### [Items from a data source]

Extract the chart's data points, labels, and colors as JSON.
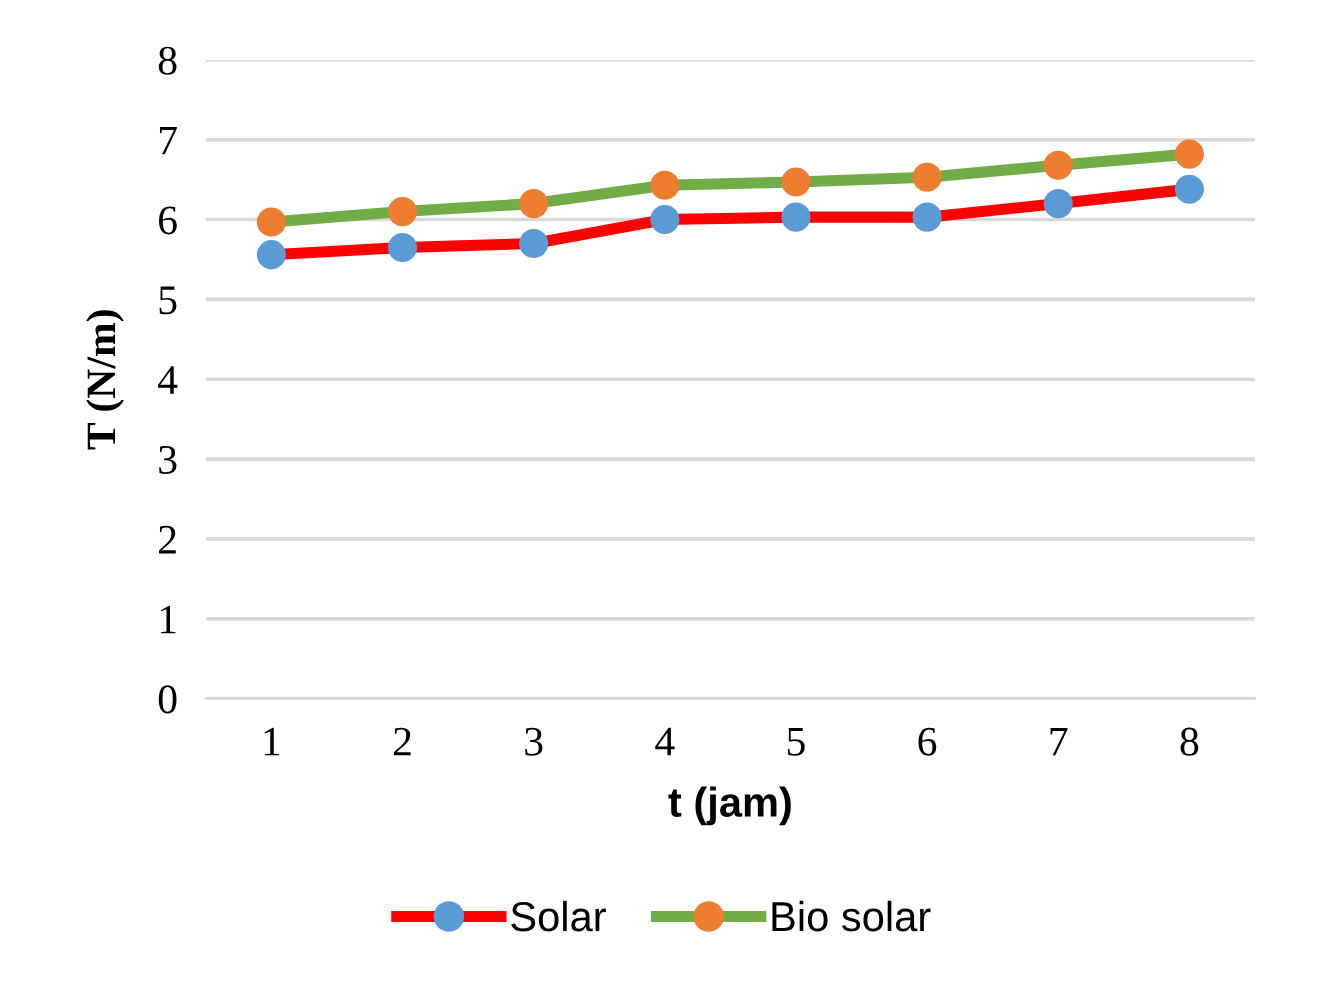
{
  "chart_data": {
    "type": "line",
    "xlabel": "t (jam)",
    "ylabel": "T (N/m)",
    "categories": [
      "1",
      "2",
      "3",
      "4",
      "5",
      "6",
      "7",
      "8"
    ],
    "series": [
      {
        "name": "Solar",
        "color": "#ff0000",
        "colors": [
          "#5b9bd5",
          "#5b9bd5",
          "#5b9bd5",
          "#5b9bd5",
          "#5b9bd5",
          "#5b9bd5",
          "#5b9bd5",
          "#5b9bd5"
        ],
        "values": [
          5.56,
          5.65,
          5.7,
          6.0,
          6.03,
          6.03,
          6.2,
          6.38
        ]
      },
      {
        "name": "Bio solar",
        "color": "#70ad47",
        "colors": [
          "#ed7d31",
          "#ed7d31",
          "#ed7d31",
          "#ed7d31",
          "#ed7d31",
          "#ed7d31",
          "#ed7d31",
          "#ed7d31"
        ],
        "values": [
          5.97,
          6.1,
          6.2,
          6.43,
          6.47,
          6.53,
          6.68,
          6.82
        ]
      }
    ],
    "ylim": [
      0,
      8
    ],
    "yticks": [
      0,
      1,
      2,
      3,
      4,
      5,
      6,
      7,
      8
    ],
    "grid": "y",
    "legend": "bottom",
    "marker": "circle",
    "line_style": "solid"
  }
}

### [PROBLEM DESCRIPTION]
Repeat the material above word for word, please, apart from its images.

### [RESULT OF THIS EXERCISE]
Extract the chart's data points, labels, and colors as JSON.
{
  "chart_data": {
    "type": "line",
    "xlabel": "t (jam)",
    "ylabel": "T (N/m)",
    "categories": [
      "1",
      "2",
      "3",
      "4",
      "5",
      "6",
      "7",
      "8"
    ],
    "series": [
      {
        "name": "Solar",
        "color": "#ff0000",
        "colors": [
          "#5b9bd5",
          "#5b9bd5",
          "#5b9bd5",
          "#5b9bd5",
          "#5b9bd5",
          "#5b9bd5",
          "#5b9bd5",
          "#5b9bd5"
        ],
        "values": [
          5.56,
          5.65,
          5.7,
          6.0,
          6.03,
          6.03,
          6.2,
          6.38
        ]
      },
      {
        "name": "Bio solar",
        "color": "#70ad47",
        "colors": [
          "#ed7d31",
          "#ed7d31",
          "#ed7d31",
          "#ed7d31",
          "#ed7d31",
          "#ed7d31",
          "#ed7d31",
          "#ed7d31"
        ],
        "values": [
          5.97,
          6.1,
          6.2,
          6.43,
          6.47,
          6.53,
          6.68,
          6.82
        ]
      }
    ],
    "ylim": [
      0,
      8
    ],
    "yticks": [
      0,
      1,
      2,
      3,
      4,
      5,
      6,
      7,
      8
    ],
    "grid": "y",
    "legend": "bottom",
    "marker": "circle",
    "line_style": "solid"
  }
}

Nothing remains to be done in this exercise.